Set exercise: Read through the data and count the lines that contain the string "this"; give only the result.
— BEGIN —
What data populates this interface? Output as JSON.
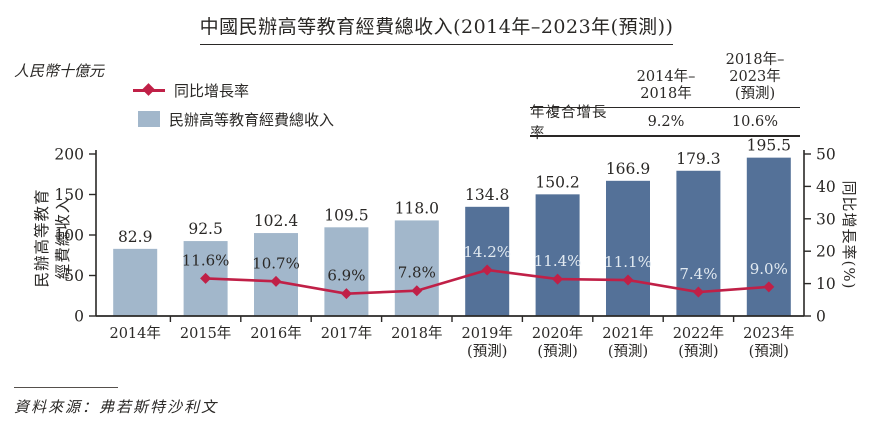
{
  "title": "中國民辦高等教育經費總收入(2014年–2023年(預測))",
  "unit_label": "人民幣十億元",
  "legend": {
    "line_label": "同比增長率",
    "bar_label": "民辦高等教育經費總收入"
  },
  "cagr_table": {
    "row_label": "年複合增長率",
    "columns": [
      {
        "header_line1": "",
        "header_line2": "2014年–2018年",
        "value": "9.2%"
      },
      {
        "header_line1": "2018年–2023年",
        "header_line2": "(預測)",
        "value": "10.6%"
      }
    ]
  },
  "axes": {
    "left_label_line1": "民辦高等教育",
    "left_label_line2": "經費總收入",
    "right_label": "同比增長率(%)",
    "left_ticks": [
      0,
      50,
      100,
      150,
      200
    ],
    "right_ticks": [
      0,
      10,
      20,
      30,
      40,
      50
    ]
  },
  "source": "資料來源：弗若斯特沙利文",
  "colors": {
    "bar_actual": "#a2b7cb",
    "bar_forecast": "#547198",
    "line": "#c02047",
    "text": "#2a2826",
    "axis": "#2a2826",
    "label_on_forecast": "#e2eaf1"
  },
  "chart_data": {
    "type": "bar+line",
    "title": "中國民辦高等教育經費總收入(2014年–2023年(預測))",
    "unit": "人民幣十億元",
    "categories": [
      {
        "label": "2014年",
        "sublabel": "",
        "forecast": false
      },
      {
        "label": "2015年",
        "sublabel": "",
        "forecast": false
      },
      {
        "label": "2016年",
        "sublabel": "",
        "forecast": false
      },
      {
        "label": "2017年",
        "sublabel": "",
        "forecast": false
      },
      {
        "label": "2018年",
        "sublabel": "",
        "forecast": false
      },
      {
        "label": "2019年",
        "sublabel": "(預測)",
        "forecast": true
      },
      {
        "label": "2020年",
        "sublabel": "(預測)",
        "forecast": true
      },
      {
        "label": "2021年",
        "sublabel": "(預測)",
        "forecast": true
      },
      {
        "label": "2022年",
        "sublabel": "(預測)",
        "forecast": true
      },
      {
        "label": "2023年",
        "sublabel": "(預測)",
        "forecast": true
      }
    ],
    "series": [
      {
        "name": "民辦高等教育經費總收入",
        "type": "bar",
        "axis": "left",
        "values": [
          82.9,
          92.5,
          102.4,
          109.5,
          118.0,
          134.8,
          150.2,
          166.9,
          179.3,
          195.5
        ]
      },
      {
        "name": "同比增長率",
        "type": "line",
        "axis": "right",
        "unit": "%",
        "values": [
          null,
          11.6,
          10.7,
          6.9,
          7.8,
          14.2,
          11.4,
          11.1,
          7.4,
          9.0
        ]
      }
    ],
    "left_axis": {
      "label": "民辦高等教育經費總收入",
      "range": [
        0,
        200
      ]
    },
    "right_axis": {
      "label": "同比增長率(%)",
      "range": [
        0,
        50
      ]
    },
    "legend_position": "top-left",
    "grid": false
  }
}
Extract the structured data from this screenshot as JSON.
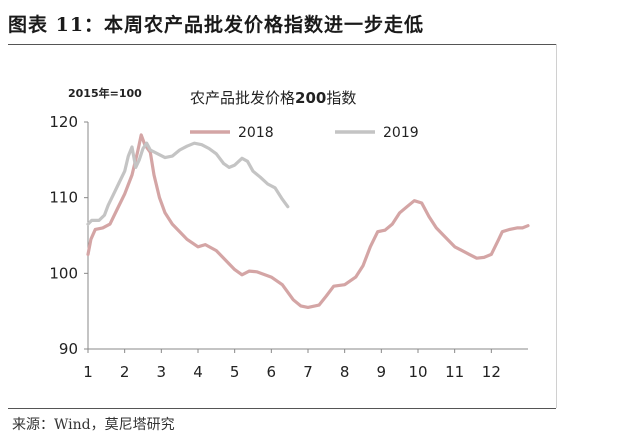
{
  "figure": {
    "title": "图表 11：本周农产品批发价格指数进一步走低",
    "source": "来源：Wind，莫尼塔研究"
  },
  "chart_data": {
    "type": "line",
    "title_pre": "农产品批发价格",
    "title_num": "200",
    "title_post": "指数",
    "unit_note": "2015年=100",
    "ylim": [
      90,
      120
    ],
    "yticks": [
      90,
      100,
      110,
      120
    ],
    "xlim": [
      1,
      13
    ],
    "xticks": [
      "1",
      "2",
      "3",
      "4",
      "5",
      "6",
      "7",
      "8",
      "9",
      "10",
      "11",
      "12"
    ],
    "legend_position": "top",
    "grid": false,
    "series": [
      {
        "name": "2018",
        "color": "#d4a5a5",
        "points": [
          [
            1.0,
            102.5
          ],
          [
            1.08,
            104.5
          ],
          [
            1.2,
            105.8
          ],
          [
            1.4,
            106.0
          ],
          [
            1.6,
            106.5
          ],
          [
            1.8,
            108.5
          ],
          [
            2.0,
            110.5
          ],
          [
            2.2,
            113.0
          ],
          [
            2.35,
            116.0
          ],
          [
            2.45,
            118.3
          ],
          [
            2.55,
            117.0
          ],
          [
            2.7,
            116.0
          ],
          [
            2.8,
            113.0
          ],
          [
            2.95,
            110.0
          ],
          [
            3.1,
            108.0
          ],
          [
            3.3,
            106.5
          ],
          [
            3.5,
            105.5
          ],
          [
            3.7,
            104.5
          ],
          [
            4.0,
            103.5
          ],
          [
            4.2,
            103.8
          ],
          [
            4.5,
            103.0
          ],
          [
            4.8,
            101.5
          ],
          [
            5.0,
            100.5
          ],
          [
            5.2,
            99.8
          ],
          [
            5.4,
            100.3
          ],
          [
            5.6,
            100.2
          ],
          [
            6.0,
            99.5
          ],
          [
            6.3,
            98.5
          ],
          [
            6.6,
            96.5
          ],
          [
            6.8,
            95.7
          ],
          [
            7.0,
            95.5
          ],
          [
            7.3,
            95.8
          ],
          [
            7.5,
            97.0
          ],
          [
            7.7,
            98.3
          ],
          [
            8.0,
            98.5
          ],
          [
            8.3,
            99.5
          ],
          [
            8.5,
            101.0
          ],
          [
            8.7,
            103.5
          ],
          [
            8.9,
            105.5
          ],
          [
            9.1,
            105.7
          ],
          [
            9.3,
            106.5
          ],
          [
            9.5,
            108.0
          ],
          [
            9.7,
            108.8
          ],
          [
            9.9,
            109.6
          ],
          [
            10.1,
            109.3
          ],
          [
            10.3,
            107.5
          ],
          [
            10.5,
            106.0
          ],
          [
            10.7,
            105.0
          ],
          [
            11.0,
            103.5
          ],
          [
            11.2,
            103.0
          ],
          [
            11.4,
            102.5
          ],
          [
            11.6,
            102.0
          ],
          [
            11.8,
            102.1
          ],
          [
            12.0,
            102.5
          ],
          [
            12.2,
            104.5
          ],
          [
            12.3,
            105.5
          ],
          [
            12.5,
            105.8
          ],
          [
            12.7,
            106.0
          ],
          [
            12.85,
            106.0
          ],
          [
            13.0,
            106.3
          ]
        ]
      },
      {
        "name": "2019",
        "color": "#c4c4c4",
        "points": [
          [
            1.0,
            106.5
          ],
          [
            1.1,
            107.0
          ],
          [
            1.3,
            107.0
          ],
          [
            1.45,
            107.7
          ],
          [
            1.55,
            109.0
          ],
          [
            1.7,
            110.5
          ],
          [
            1.85,
            112.0
          ],
          [
            2.0,
            113.5
          ],
          [
            2.1,
            115.5
          ],
          [
            2.2,
            116.7
          ],
          [
            2.3,
            114.0
          ],
          [
            2.4,
            115.0
          ],
          [
            2.5,
            116.5
          ],
          [
            2.6,
            117.2
          ],
          [
            2.7,
            116.3
          ],
          [
            2.9,
            115.8
          ],
          [
            3.1,
            115.3
          ],
          [
            3.3,
            115.5
          ],
          [
            3.5,
            116.3
          ],
          [
            3.7,
            116.8
          ],
          [
            3.9,
            117.2
          ],
          [
            4.1,
            117.0
          ],
          [
            4.3,
            116.5
          ],
          [
            4.5,
            115.8
          ],
          [
            4.7,
            114.5
          ],
          [
            4.85,
            114.0
          ],
          [
            5.0,
            114.3
          ],
          [
            5.2,
            115.2
          ],
          [
            5.35,
            114.8
          ],
          [
            5.5,
            113.5
          ],
          [
            5.7,
            112.7
          ],
          [
            5.9,
            111.8
          ],
          [
            6.1,
            111.3
          ],
          [
            6.3,
            109.8
          ],
          [
            6.45,
            108.8
          ]
        ]
      }
    ]
  }
}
— END —
Final answer: 2